> Given problem: Every line of the material is to be repeated exactly as it stands.

> Supplied entries:

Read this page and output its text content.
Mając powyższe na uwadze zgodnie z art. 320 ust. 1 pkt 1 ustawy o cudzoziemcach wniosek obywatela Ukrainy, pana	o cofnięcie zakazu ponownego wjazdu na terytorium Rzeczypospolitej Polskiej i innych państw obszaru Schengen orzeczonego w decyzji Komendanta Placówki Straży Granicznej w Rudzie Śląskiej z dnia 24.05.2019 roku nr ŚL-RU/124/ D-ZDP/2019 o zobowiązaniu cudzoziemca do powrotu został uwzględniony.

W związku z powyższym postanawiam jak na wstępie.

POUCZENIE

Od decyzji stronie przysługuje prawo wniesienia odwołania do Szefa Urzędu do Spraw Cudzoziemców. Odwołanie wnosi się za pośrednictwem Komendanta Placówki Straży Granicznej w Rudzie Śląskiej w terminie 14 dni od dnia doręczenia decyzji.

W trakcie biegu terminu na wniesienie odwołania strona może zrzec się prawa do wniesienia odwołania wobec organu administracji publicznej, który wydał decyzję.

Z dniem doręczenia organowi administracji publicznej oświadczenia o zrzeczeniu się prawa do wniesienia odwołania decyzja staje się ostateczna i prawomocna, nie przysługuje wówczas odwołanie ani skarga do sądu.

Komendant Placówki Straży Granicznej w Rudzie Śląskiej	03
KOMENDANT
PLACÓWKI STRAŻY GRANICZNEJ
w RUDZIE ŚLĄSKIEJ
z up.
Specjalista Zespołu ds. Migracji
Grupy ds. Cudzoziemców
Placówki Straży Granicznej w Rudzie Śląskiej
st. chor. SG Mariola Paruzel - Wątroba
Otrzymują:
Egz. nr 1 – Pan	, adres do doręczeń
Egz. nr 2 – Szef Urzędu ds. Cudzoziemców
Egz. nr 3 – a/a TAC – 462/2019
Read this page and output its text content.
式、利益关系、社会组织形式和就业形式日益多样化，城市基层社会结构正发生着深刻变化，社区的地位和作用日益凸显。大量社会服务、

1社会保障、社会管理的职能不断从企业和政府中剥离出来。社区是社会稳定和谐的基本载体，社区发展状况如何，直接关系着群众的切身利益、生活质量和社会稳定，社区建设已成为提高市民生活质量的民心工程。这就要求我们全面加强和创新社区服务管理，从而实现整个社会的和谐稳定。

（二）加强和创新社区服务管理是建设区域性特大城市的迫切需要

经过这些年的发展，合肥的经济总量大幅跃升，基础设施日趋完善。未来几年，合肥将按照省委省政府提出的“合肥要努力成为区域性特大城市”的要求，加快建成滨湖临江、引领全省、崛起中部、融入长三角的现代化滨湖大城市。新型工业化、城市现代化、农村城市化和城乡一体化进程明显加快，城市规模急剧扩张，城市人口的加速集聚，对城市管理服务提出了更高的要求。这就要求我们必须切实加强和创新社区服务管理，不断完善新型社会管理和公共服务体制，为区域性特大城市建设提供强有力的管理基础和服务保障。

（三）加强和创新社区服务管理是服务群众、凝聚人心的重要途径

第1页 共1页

> Task answer:
Read this page and output its text content.
Mając powyższe na uwadze zgodnie z art. 320 ust. 1 pkt 1 ustawy o cudzoziemcach wniosek obywatela Ukrainy, pana	o cofnięcie zakazu ponownego wjazdu na terytorium Rzeczypospolitej Polskiej i innych państw obszaru Schengen orzeczonego w decyzji Komendanta Placówki Straży Granicznej w Rudzie Śląskiej z dnia 24.05.2019 roku nr ŚL-RU/124/ D-ZDP/2019 o zobowiązaniu cudzoziemca do powrotu został uwzględniony.

W związku z powyższym postanawiam jak na wstępie.

POUCZENIE

Od decyzji stronie przysługuje prawo wniesienia odwołania do Szefa Urzędu do Spraw Cudzoziemców. Odwołanie wnosi się za pośrednictwem Komendanta Placówki Straży Granicznej w Rudzie Śląskiej w terminie 14 dni od dnia doręczenia decyzji.

W trakcie biegu terminu na wniesienie odwołania strona może zrzec się prawa do wniesienia odwołania wobec organu administracji publicznej, który wydał decyzję.

Z dniem doręczenia organowi administracji publicznej oświadczenia o zrzeczeniu się prawa do wniesienia odwołania decyzja staje się ostateczna i prawomocna, nie przysługuje wówczas odwołanie ani skarga do sądu.

Komendant Placówki Straży Granicznej w Rudzie Śląskiej	03
KOMENDANT
PLACÓWKI STRAŻY GRANICZNEJ
w RUDZIE ŚLĄSKIEJ
z up.
Specjalista Zespołu ds. Migracji
Grupy ds. Cudzoziemców
Placówki Straży Granicznej w Rudzie Śląskiej
st. chor. SG Mariola Paruzel - Wątroba
Otrzymują:
Egz. nr 1 – Pan	, adres do doręczeń
Egz. nr 2 – Szef Urzędu ds. Cudzoziemców
Egz. nr 3 – a/a TAC – 462/2019
Read this page and output its text content.
式、利益关系、社会组织形式和就业形式日益多样化，城市基层社会结构正发生着深刻变化，社区的地位和作用日益凸显。大量社会服务、

1社会保障、社会管理的职能不断从企业和政府中剥离出来。社区是社会稳定和谐的基本载体，社区发展状况如何，直接关系着群众的切身利益、生活质量和社会稳定，社区建设已成为提高市民生活质量的民心工程。这就要求我们全面加强和创新社区服务管理，从而实现整个社会的和谐稳定。

（二）加强和创新社区服务管理是建设区域性特大城市的迫切需要

经过这些年的发展，合肥的经济总量大幅跃升，基础设施日趋完善。未来几年，合肥将按照省委省政府提出的“合肥要努力成为区域性特大城市”的要求，加快建成滨湖临江、引领全省、崛起中部、融入长三角的现代化滨湖大城市。新型工业化、城市现代化、农村城市化和城乡一体化进程明显加快，城市规模急剧扩张，城市人口的加速集聚，对城市管理服务提出了更高的要求。这就要求我们必须切实加强和创新社区服务管理，不断完善新型社会管理和公共服务体制，为区域性特大城市建设提供强有力的管理基础和服务保障。

（三）加强和创新社区服务管理是服务群众、凝聚人心的重要途径

第1页 共1页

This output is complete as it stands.